Material supplied ▸
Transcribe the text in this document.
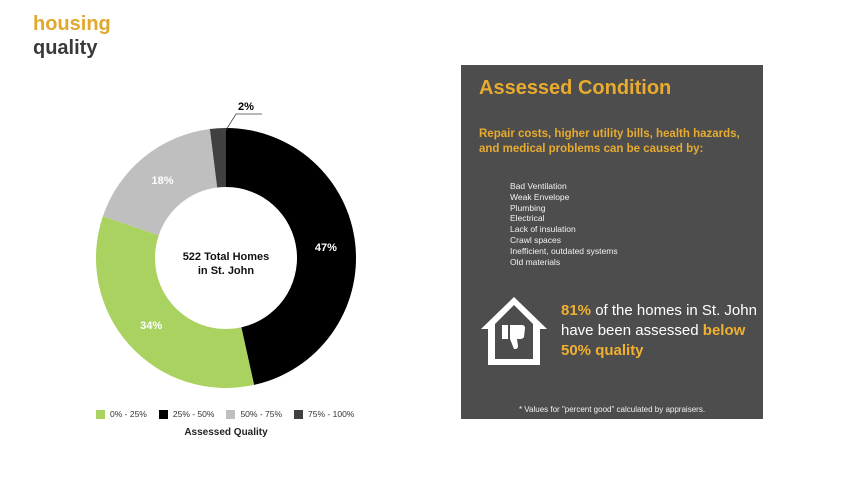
housing
quality
47%
34%
18%
2%
522 Total Homes
in St. John
0% - 25%	25% - 50%	50% - 75%	75% - 100%
Assessed Quality
Assessed Condition
Repair costs, higher utility bills, health hazards, and medical problems can be caused by:
Bad Ventilation
Weak Envelope
Plumbing
Electrical
Lack of insulation
Crawl spaces
Inefficient, outdated systems
Old materials
81% of the homes in St. John have been assessed below 50% quality
* Values for "percent good" calculated by appraisers.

What to do ▸ Except for the pictures, copy every line of the records above exactly.

Full solution ▸
Transcribe the text in this document.
housing
quality
47%
34%
18%
2%
522 Total Homes
in St. John
0% - 25%	25% - 50%	50% - 75%	75% - 100%
Assessed Quality
Assessed Condition
Repair costs, higher utility bills, health hazards, and medical problems can be caused by:
Bad Ventilation
Weak Envelope
Plumbing
Electrical
Lack of insulation
Crawl spaces
Inefficient, outdated systems
Old materials
81% of the homes in St. John have been assessed below 50% quality
* Values for "percent good" calculated by appraisers.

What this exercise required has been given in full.